**TASK PROMPT**
Repeat the records below exactly as they appear.

**ENTRIES**
· · ·

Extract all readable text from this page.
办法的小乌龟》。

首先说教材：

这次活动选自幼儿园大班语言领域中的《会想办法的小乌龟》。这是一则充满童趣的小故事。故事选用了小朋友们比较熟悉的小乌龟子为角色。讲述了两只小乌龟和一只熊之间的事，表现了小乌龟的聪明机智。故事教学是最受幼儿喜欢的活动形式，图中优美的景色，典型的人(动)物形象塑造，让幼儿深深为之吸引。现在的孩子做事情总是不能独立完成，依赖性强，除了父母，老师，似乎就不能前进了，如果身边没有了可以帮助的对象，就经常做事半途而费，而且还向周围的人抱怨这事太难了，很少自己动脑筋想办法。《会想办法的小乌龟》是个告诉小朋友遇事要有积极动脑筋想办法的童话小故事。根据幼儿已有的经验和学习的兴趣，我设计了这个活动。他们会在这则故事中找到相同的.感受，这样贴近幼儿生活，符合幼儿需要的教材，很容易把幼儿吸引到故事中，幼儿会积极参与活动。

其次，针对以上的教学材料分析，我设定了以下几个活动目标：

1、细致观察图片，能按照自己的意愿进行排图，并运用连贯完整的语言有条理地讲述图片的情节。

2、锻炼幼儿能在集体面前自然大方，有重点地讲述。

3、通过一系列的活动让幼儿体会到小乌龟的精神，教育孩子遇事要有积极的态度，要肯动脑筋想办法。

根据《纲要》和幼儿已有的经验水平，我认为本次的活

· · ·

**EXERCISE RESULT**
Extract all readable text from this page.
办法的小乌龟》。

首先说教材：

这次活动选自幼儿园大班语言领域中的《会想办法的小乌龟》。这是一则充满童趣的小故事。故事选用了小朋友们比较熟悉的小乌龟子为角色。讲述了两只小乌龟和一只熊之间的事，表现了小乌龟的聪明机智。故事教学是最受幼儿喜欢的活动形式，图中优美的景色，典型的人(动)物形象塑造，让幼儿深深为之吸引。现在的孩子做事情总是不能独立完成，依赖性强，除了父母，老师，似乎就不能前进了，如果身边没有了可以帮助的对象，就经常做事半途而费，而且还向周围的人抱怨这事太难了，很少自己动脑筋想办法。《会想办法的小乌龟》是个告诉小朋友遇事要有积极动脑筋想办法的童话小故事。根据幼儿已有的经验和学习的兴趣，我设计了这个活动。他们会在这则故事中找到相同的.感受，这样贴近幼儿生活，符合幼儿需要的教材，很容易把幼儿吸引到故事中，幼儿会积极参与活动。

其次，针对以上的教学材料分析，我设定了以下几个活动目标：

1、细致观察图片，能按照自己的意愿进行排图，并运用连贯完整的语言有条理地讲述图片的情节。

2、锻炼幼儿能在集体面前自然大方，有重点地讲述。

3、通过一系列的活动让幼儿体会到小乌龟的精神，教育孩子遇事要有积极的态度，要肯动脑筋想办法。

根据《纲要》和幼儿已有的经验水平，我认为本次的活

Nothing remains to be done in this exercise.